[BEGIN Supplied data]
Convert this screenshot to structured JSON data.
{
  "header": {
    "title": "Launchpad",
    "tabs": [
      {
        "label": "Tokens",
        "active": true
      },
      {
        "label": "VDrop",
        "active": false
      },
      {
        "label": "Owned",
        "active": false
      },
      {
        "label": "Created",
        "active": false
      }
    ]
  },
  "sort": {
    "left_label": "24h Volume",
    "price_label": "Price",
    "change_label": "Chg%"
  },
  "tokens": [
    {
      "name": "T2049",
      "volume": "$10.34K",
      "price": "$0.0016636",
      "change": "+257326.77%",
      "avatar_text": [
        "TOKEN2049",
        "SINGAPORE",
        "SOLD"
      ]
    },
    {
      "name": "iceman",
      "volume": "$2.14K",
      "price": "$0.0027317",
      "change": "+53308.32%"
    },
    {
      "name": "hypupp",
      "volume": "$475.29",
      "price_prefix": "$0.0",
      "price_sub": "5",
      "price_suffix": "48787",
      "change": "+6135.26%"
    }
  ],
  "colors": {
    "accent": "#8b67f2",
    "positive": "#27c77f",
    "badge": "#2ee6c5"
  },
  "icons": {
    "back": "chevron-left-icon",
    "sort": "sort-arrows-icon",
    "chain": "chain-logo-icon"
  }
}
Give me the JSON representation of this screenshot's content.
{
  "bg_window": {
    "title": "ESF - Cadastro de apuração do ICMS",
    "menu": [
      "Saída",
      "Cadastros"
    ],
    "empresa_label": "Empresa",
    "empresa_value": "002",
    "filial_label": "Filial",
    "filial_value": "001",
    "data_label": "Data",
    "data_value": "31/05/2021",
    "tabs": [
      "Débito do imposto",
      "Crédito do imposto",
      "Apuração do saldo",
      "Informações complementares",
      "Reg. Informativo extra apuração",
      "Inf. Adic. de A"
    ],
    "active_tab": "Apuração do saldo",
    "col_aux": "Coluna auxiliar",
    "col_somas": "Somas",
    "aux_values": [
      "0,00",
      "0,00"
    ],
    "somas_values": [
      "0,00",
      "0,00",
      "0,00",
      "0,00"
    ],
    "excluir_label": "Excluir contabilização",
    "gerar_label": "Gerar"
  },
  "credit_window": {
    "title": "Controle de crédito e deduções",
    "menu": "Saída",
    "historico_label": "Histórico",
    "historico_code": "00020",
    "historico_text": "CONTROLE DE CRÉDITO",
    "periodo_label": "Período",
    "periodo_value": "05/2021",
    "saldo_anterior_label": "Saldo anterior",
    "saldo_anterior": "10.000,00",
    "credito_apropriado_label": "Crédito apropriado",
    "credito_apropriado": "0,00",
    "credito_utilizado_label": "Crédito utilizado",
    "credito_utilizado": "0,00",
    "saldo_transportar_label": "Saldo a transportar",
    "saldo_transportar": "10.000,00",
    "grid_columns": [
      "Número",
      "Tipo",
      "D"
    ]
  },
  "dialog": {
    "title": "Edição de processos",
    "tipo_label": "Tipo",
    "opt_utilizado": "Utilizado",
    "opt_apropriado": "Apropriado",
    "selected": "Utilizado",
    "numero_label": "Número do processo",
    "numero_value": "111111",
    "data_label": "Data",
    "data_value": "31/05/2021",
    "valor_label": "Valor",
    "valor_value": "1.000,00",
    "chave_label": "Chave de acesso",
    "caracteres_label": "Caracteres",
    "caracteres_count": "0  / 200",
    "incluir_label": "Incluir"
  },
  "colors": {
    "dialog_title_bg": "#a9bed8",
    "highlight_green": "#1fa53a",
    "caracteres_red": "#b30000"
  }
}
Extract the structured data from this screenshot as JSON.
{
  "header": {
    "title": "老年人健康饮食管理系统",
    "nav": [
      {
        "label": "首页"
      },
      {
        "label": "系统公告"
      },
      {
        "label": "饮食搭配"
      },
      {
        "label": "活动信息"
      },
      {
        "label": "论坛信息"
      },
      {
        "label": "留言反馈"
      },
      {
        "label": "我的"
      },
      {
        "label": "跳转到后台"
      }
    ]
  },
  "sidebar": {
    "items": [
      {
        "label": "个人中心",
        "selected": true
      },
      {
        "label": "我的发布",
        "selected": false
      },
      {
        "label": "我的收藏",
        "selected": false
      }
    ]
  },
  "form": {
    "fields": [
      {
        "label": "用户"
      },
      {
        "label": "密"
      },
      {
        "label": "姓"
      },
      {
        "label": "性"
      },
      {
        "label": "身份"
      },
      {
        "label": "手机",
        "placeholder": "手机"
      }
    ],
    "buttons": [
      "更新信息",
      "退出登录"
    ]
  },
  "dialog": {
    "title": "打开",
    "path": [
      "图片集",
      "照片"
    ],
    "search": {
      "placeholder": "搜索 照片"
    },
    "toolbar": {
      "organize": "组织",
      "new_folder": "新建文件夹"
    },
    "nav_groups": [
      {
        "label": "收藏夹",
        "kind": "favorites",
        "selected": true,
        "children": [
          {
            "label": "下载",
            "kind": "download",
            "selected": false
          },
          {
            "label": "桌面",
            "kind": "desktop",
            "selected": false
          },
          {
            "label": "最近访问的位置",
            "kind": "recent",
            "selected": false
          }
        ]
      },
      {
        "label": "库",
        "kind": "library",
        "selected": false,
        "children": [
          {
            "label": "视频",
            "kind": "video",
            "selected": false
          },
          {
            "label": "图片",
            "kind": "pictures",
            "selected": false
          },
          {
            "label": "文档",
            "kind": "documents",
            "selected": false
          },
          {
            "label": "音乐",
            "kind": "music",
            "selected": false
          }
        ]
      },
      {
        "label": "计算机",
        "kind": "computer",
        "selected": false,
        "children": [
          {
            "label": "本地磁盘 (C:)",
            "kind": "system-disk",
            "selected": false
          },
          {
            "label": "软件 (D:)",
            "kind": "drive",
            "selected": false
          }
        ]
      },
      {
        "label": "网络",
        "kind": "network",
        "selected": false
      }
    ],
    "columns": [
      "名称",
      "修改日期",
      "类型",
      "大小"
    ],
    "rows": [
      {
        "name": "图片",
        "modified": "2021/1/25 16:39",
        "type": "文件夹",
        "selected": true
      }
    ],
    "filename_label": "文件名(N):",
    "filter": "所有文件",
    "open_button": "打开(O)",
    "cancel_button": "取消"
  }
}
[END Supplied data]
Short exercise → Transcribe all of the entries without altering anything.

Written response →
Convert this screenshot to structured JSON data.
{
  "header": {
    "title": "Launchpad",
    "tabs": [
      {
        "label": "Tokens",
        "active": true
      },
      {
        "label": "VDrop",
        "active": false
      },
      {
        "label": "Owned",
        "active": false
      },
      {
        "label": "Created",
        "active": false
      }
    ]
  },
  "sort": {
    "left_label": "24h Volume",
    "price_label": "Price",
    "change_label": "Chg%"
  },
  "tokens": [
    {
      "name": "T2049",
      "volume": "$10.34K",
      "price": "$0.0016636",
      "change": "+257326.77%",
      "avatar_text": [
        "TOKEN2049",
        "SINGAPORE",
        "SOLD"
      ]
    },
    {
      "name": "iceman",
      "volume": "$2.14K",
      "price": "$0.0027317",
      "change": "+53308.32%"
    },
    {
      "name": "hypupp",
      "volume": "$475.29",
      "price_prefix": "$0.0",
      "price_sub": "5",
      "price_suffix": "48787",
      "change": "+6135.26%"
    }
  ],
  "colors": {
    "accent": "#8b67f2",
    "positive": "#27c77f",
    "badge": "#2ee6c5"
  },
  "icons": {
    "back": "chevron-left-icon",
    "sort": "sort-arrows-icon",
    "chain": "chain-logo-icon"
  }
}
Give me the JSON representation of this screenshot's content.
{
  "bg_window": {
    "title": "ESF - Cadastro de apuração do ICMS",
    "menu": [
      "Saída",
      "Cadastros"
    ],
    "empresa_label": "Empresa",
    "empresa_value": "002",
    "filial_label": "Filial",
    "filial_value": "001",
    "data_label": "Data",
    "data_value": "31/05/2021",
    "tabs": [
      "Débito do imposto",
      "Crédito do imposto",
      "Apuração do saldo",
      "Informações complementares",
      "Reg. Informativo extra apuração",
      "Inf. Adic. de A"
    ],
    "active_tab": "Apuração do saldo",
    "col_aux": "Coluna auxiliar",
    "col_somas": "Somas",
    "aux_values": [
      "0,00",
      "0,00"
    ],
    "somas_values": [
      "0,00",
      "0,00",
      "0,00",
      "0,00"
    ],
    "excluir_label": "Excluir contabilização",
    "gerar_label": "Gerar"
  },
  "credit_window": {
    "title": "Controle de crédito e deduções",
    "menu": "Saída",
    "historico_label": "Histórico",
    "historico_code": "00020",
    "historico_text": "CONTROLE DE CRÉDITO",
    "periodo_label": "Período",
    "periodo_value": "05/2021",
    "saldo_anterior_label": "Saldo anterior",
    "saldo_anterior": "10.000,00",
    "credito_apropriado_label": "Crédito apropriado",
    "credito_apropriado": "0,00",
    "credito_utilizado_label": "Crédito utilizado",
    "credito_utilizado": "0,00",
    "saldo_transportar_label": "Saldo a transportar",
    "saldo_transportar": "10.000,00",
    "grid_columns": [
      "Número",
      "Tipo",
      "D"
    ]
  },
  "dialog": {
    "title": "Edição de processos",
    "tipo_label": "Tipo",
    "opt_utilizado": "Utilizado",
    "opt_apropriado": "Apropriado",
    "selected": "Utilizado",
    "numero_label": "Número do processo",
    "numero_value": "111111",
    "data_label": "Data",
    "data_value": "31/05/2021",
    "valor_label": "Valor",
    "valor_value": "1.000,00",
    "chave_label": "Chave de acesso",
    "caracteres_label": "Caracteres",
    "caracteres_count": "0  / 200",
    "incluir_label": "Incluir"
  },
  "colors": {
    "dialog_title_bg": "#a9bed8",
    "highlight_green": "#1fa53a",
    "caracteres_red": "#b30000"
  }
}
Extract the structured data from this screenshot as JSON.
{
  "header": {
    "title": "老年人健康饮食管理系统",
    "nav": [
      {
        "label": "首页"
      },
      {
        "label": "系统公告"
      },
      {
        "label": "饮食搭配"
      },
      {
        "label": "活动信息"
      },
      {
        "label": "论坛信息"
      },
      {
        "label": "留言反馈"
      },
      {
        "label": "我的"
      },
      {
        "label": "跳转到后台"
      }
    ]
  },
  "sidebar": {
    "items": [
      {
        "label": "个人中心",
        "selected": true
      },
      {
        "label": "我的发布",
        "selected": false
      },
      {
        "label": "我的收藏",
        "selected": false
      }
    ]
  },
  "form": {
    "fields": [
      {
        "label": "用户"
      },
      {
        "label": "密"
      },
      {
        "label": "姓"
      },
      {
        "label": "性"
      },
      {
        "label": "身份"
      },
      {
        "label": "手机",
        "placeholder": "手机"
      }
    ],
    "buttons": [
      "更新信息",
      "退出登录"
    ]
  },
  "dialog": {
    "title": "打开",
    "path": [
      "图片集",
      "照片"
    ],
    "search": {
      "placeholder": "搜索 照片"
    },
    "toolbar": {
      "organize": "组织",
      "new_folder": "新建文件夹"
    },
    "nav_groups": [
      {
        "label": "收藏夹",
        "kind": "favorites",
        "selected": true,
        "children": [
          {
            "label": "下载",
            "kind": "download",
            "selected": false
          },
          {
            "label": "桌面",
            "kind": "desktop",
            "selected": false
          },
          {
            "label": "最近访问的位置",
            "kind": "recent",
            "selected": false
          }
        ]
      },
      {
        "label": "库",
        "kind": "library",
        "selected": false,
        "children": [
          {
            "label": "视频",
            "kind": "video",
            "selected": false
          },
          {
            "label": "图片",
            "kind": "pictures",
            "selected": false
          },
          {
            "label": "文档",
            "kind": "documents",
            "selected": false
          },
          {
            "label": "音乐",
            "kind": "music",
            "selected": false
          }
        ]
      },
      {
        "label": "计算机",
        "kind": "computer",
        "selected": false,
        "children": [
          {
            "label": "本地磁盘 (C:)",
            "kind": "system-disk",
            "selected": false
          },
          {
            "label": "软件 (D:)",
            "kind": "drive",
            "selected": false
          }
        ]
      },
      {
        "label": "网络",
        "kind": "network",
        "selected": false
      }
    ],
    "columns": [
      "名称",
      "修改日期",
      "类型",
      "大小"
    ],
    "rows": [
      {
        "name": "图片",
        "modified": "2021/1/25 16:39",
        "type": "文件夹",
        "selected": true
      }
    ],
    "filename_label": "文件名(N):",
    "filter": "所有文件",
    "open_button": "打开(O)",
    "cancel_button": "取消"
  }
}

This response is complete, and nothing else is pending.